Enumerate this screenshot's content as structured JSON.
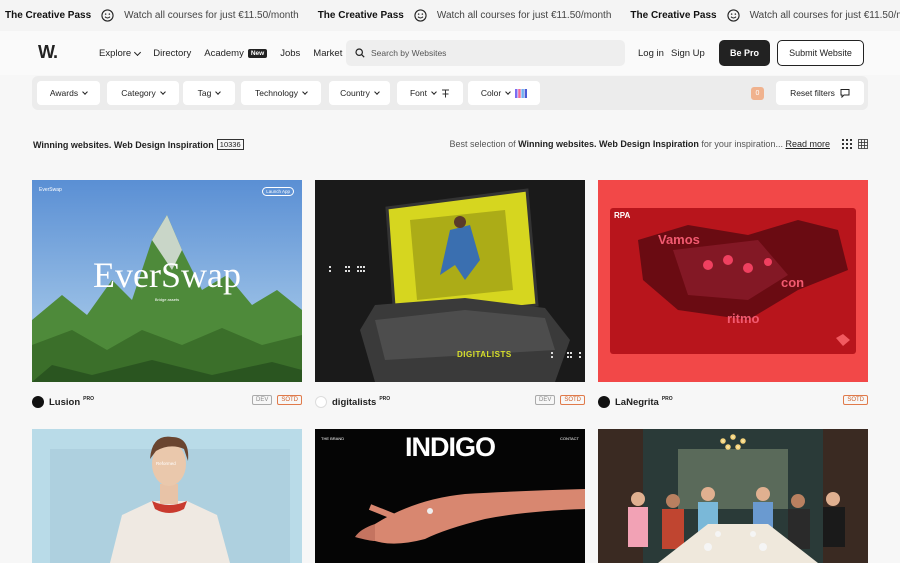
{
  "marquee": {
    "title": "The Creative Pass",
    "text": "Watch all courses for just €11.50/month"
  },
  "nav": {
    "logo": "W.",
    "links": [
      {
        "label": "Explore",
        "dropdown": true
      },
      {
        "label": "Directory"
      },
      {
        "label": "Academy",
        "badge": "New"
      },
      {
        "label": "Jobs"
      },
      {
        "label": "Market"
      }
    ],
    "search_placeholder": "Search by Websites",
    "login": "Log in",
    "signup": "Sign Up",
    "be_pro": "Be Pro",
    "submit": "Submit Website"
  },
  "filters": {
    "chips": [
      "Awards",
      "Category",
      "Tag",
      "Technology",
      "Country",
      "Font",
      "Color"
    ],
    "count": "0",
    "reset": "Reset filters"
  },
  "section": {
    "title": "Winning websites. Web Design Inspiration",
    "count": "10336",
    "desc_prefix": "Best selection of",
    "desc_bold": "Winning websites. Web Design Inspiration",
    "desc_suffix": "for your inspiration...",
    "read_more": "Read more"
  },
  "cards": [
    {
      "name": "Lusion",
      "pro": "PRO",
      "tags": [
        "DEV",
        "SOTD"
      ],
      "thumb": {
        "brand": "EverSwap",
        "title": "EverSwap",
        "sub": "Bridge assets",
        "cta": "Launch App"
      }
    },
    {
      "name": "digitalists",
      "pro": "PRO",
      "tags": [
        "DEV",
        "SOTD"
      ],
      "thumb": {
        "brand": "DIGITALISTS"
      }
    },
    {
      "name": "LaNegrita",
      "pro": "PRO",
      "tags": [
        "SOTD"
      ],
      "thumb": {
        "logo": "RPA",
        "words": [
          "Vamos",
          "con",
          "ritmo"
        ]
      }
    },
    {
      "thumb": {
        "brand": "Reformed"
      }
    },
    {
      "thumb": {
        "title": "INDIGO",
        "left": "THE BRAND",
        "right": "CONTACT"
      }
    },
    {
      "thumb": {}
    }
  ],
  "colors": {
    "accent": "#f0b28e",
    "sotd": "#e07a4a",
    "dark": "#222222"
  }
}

> What this task involves
Find the lines containing "Winning" and list every one of them.

> Exercise result
    "title": "Winning websites. Web Design Inspiration",
    "desc_bold": "Winning websites. Web Design Inspiration",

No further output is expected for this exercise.